■ INSTRUCTION ■
In the entries that follow, how many lines hold the string "فقال"? Give only that number.
***
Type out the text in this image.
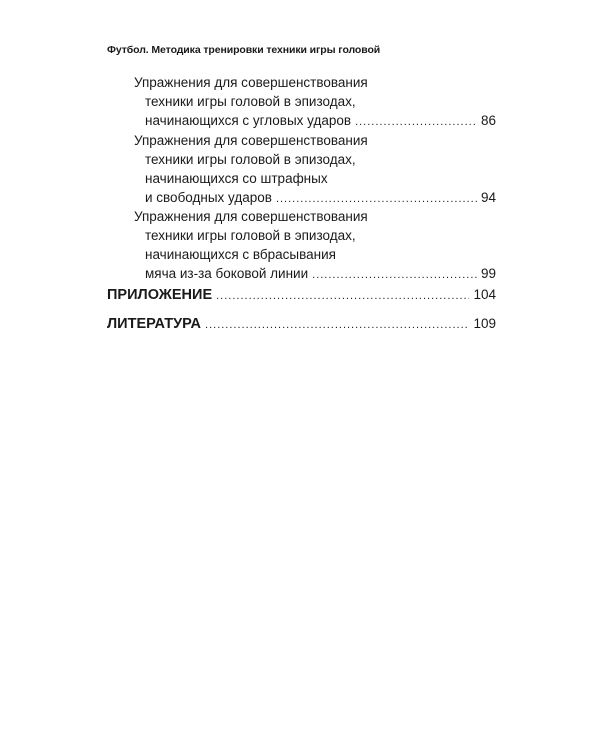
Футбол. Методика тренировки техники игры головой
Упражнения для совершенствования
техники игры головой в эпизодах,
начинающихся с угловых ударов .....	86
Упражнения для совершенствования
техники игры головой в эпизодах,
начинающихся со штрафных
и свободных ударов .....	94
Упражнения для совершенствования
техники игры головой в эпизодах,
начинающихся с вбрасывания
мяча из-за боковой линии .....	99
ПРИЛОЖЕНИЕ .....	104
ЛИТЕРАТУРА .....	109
***
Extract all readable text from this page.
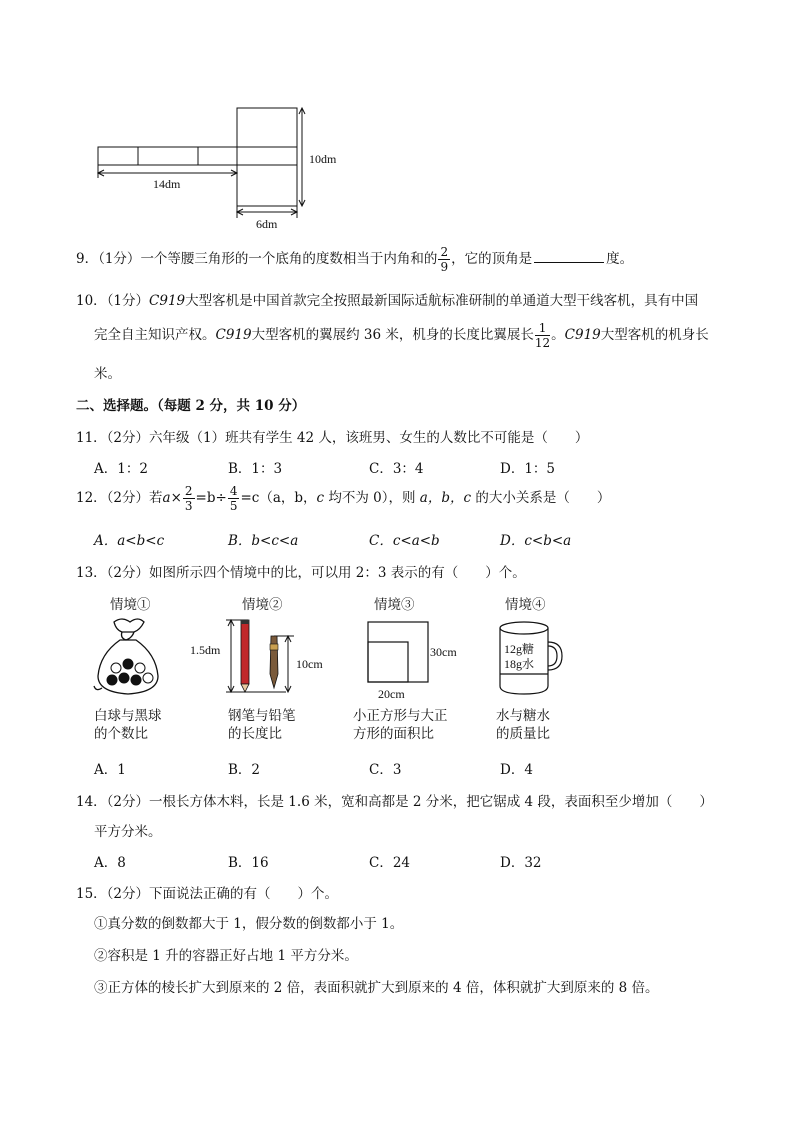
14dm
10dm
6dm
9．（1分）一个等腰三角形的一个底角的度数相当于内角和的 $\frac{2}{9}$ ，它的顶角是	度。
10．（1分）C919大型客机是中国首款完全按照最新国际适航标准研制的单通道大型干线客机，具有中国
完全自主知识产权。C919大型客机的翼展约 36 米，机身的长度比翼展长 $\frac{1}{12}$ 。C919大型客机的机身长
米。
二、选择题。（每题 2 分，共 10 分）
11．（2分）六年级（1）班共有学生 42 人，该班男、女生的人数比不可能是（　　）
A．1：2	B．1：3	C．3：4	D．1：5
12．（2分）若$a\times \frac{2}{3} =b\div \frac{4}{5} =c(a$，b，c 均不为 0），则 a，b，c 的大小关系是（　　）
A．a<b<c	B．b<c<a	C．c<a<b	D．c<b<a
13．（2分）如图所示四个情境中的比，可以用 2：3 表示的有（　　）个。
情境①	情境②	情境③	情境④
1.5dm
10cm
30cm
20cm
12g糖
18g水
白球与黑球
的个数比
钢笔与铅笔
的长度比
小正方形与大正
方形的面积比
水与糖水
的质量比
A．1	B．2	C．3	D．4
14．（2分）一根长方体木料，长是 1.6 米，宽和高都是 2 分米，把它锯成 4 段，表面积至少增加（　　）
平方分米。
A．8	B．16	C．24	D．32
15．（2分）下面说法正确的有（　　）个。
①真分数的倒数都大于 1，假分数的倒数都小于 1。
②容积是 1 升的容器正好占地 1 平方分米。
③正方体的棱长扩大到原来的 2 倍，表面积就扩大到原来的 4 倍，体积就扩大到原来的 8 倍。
***
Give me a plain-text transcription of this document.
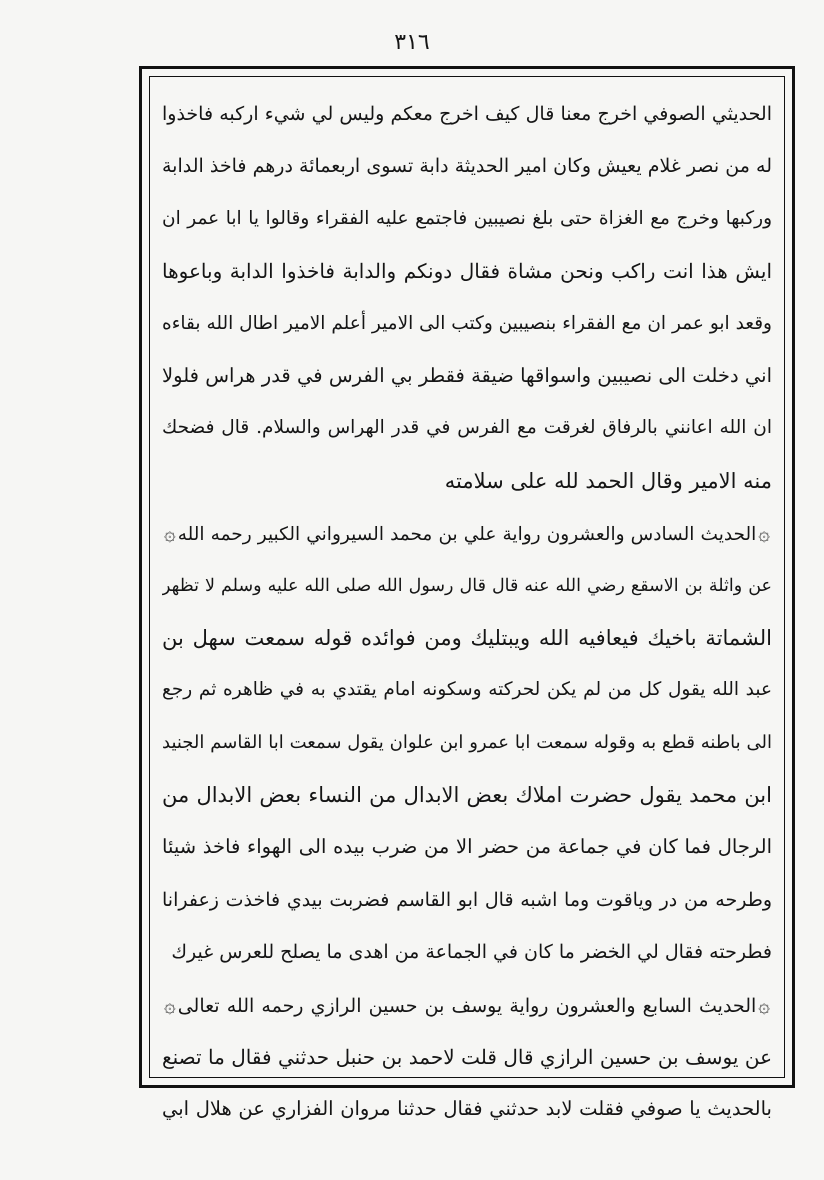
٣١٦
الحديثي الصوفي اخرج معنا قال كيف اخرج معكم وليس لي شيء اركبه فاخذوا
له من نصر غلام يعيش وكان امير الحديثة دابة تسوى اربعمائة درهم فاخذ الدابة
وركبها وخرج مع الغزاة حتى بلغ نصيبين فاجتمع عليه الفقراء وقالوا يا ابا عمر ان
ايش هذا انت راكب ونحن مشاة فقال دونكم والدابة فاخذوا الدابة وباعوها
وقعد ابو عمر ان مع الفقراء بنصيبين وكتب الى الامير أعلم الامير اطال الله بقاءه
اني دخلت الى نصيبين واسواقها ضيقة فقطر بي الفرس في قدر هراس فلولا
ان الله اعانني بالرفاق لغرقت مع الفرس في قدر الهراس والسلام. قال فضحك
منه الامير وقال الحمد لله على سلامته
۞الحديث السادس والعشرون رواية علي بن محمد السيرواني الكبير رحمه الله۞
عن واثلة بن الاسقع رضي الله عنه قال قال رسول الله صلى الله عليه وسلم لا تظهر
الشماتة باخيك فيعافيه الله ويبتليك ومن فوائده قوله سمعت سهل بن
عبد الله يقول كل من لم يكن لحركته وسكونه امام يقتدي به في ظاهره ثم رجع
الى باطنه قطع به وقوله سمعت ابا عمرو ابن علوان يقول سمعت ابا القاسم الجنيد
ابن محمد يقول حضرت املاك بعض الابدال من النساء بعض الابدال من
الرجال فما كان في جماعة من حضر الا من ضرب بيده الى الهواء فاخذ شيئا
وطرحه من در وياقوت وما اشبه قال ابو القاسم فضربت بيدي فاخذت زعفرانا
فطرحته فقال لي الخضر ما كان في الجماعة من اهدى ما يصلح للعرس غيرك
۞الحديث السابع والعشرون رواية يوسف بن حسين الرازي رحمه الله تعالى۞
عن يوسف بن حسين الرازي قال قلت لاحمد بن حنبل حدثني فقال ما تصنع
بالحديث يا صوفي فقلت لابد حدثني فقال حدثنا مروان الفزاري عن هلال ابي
***
■ THE RESULT ■
4